» Your task
Your task is to copy every line of the records below that contains "button".

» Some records

============

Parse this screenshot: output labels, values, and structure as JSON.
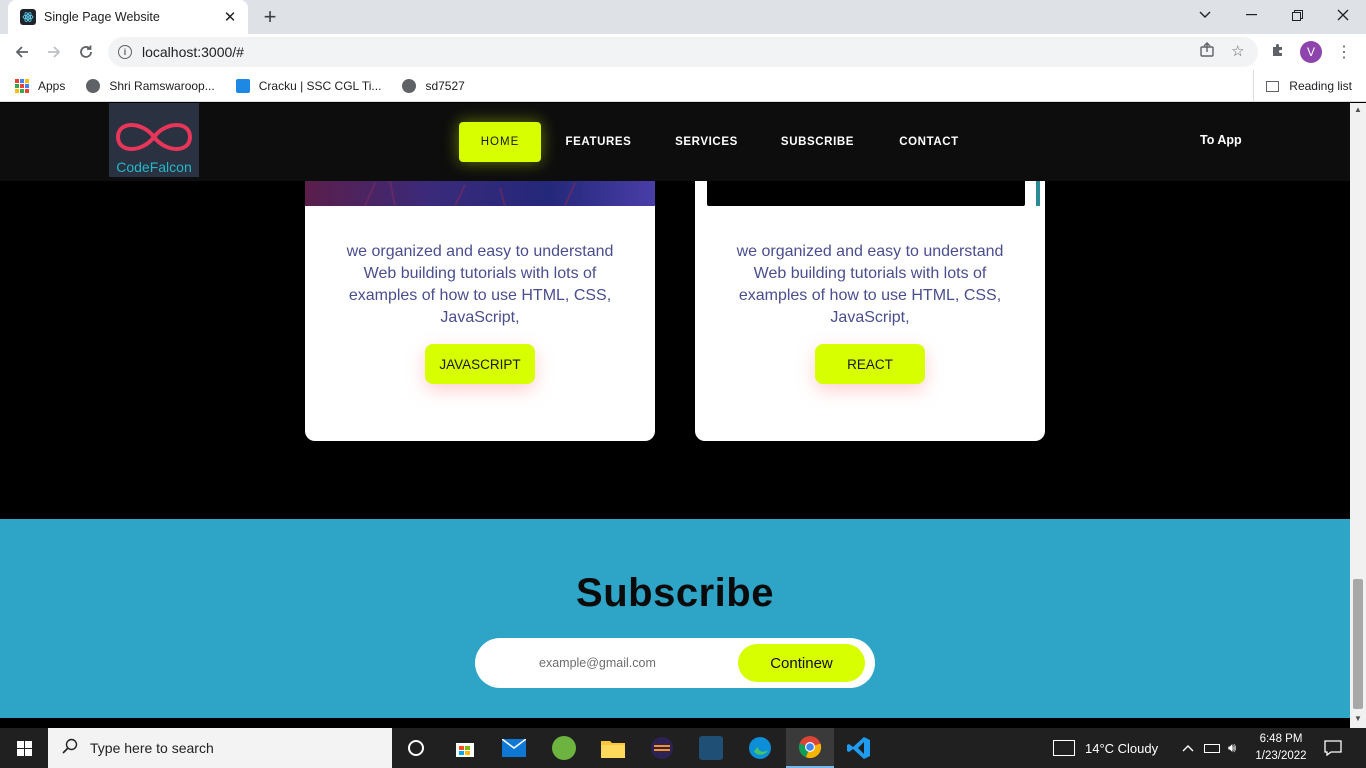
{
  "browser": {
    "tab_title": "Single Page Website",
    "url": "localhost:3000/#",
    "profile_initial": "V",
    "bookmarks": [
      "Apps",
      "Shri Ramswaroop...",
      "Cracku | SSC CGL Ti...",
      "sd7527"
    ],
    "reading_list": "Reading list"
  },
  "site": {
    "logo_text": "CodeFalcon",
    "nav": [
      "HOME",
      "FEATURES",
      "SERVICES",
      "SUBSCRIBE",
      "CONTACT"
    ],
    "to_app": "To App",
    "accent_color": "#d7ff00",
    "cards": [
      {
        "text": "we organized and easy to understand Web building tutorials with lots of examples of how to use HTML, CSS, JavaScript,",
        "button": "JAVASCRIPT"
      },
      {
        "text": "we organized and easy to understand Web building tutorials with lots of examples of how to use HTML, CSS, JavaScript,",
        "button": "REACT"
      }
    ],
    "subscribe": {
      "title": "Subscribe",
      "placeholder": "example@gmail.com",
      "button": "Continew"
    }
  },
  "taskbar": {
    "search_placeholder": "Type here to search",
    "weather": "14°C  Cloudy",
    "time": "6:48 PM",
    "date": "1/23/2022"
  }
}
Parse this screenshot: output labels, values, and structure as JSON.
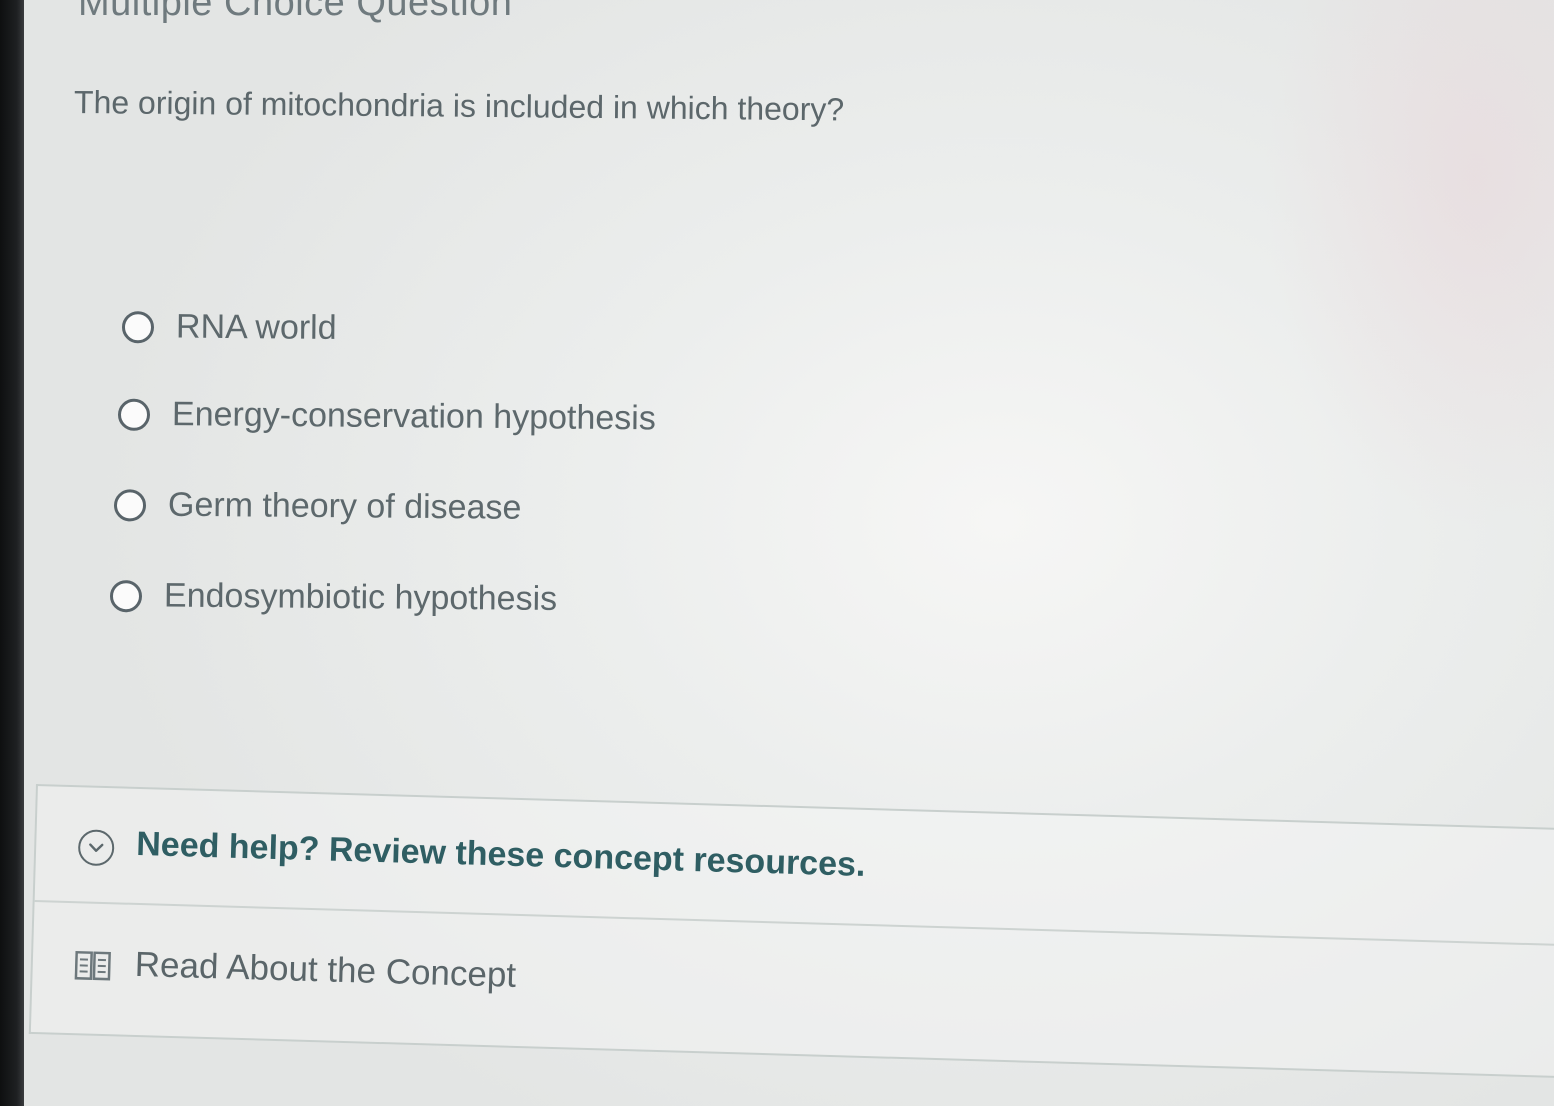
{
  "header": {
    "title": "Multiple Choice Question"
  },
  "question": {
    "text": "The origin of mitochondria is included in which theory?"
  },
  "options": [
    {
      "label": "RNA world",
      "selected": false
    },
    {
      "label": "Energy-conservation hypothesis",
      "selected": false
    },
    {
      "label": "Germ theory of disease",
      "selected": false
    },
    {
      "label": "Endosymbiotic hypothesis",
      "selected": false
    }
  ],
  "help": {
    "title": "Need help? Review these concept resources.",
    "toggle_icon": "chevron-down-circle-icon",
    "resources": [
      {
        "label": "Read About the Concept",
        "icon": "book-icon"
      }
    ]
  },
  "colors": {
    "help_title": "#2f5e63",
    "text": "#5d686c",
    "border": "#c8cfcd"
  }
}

============

» Task answer
        "button": "JAVASCRIPT"
        "button": "REACT"
      "button": "Continew"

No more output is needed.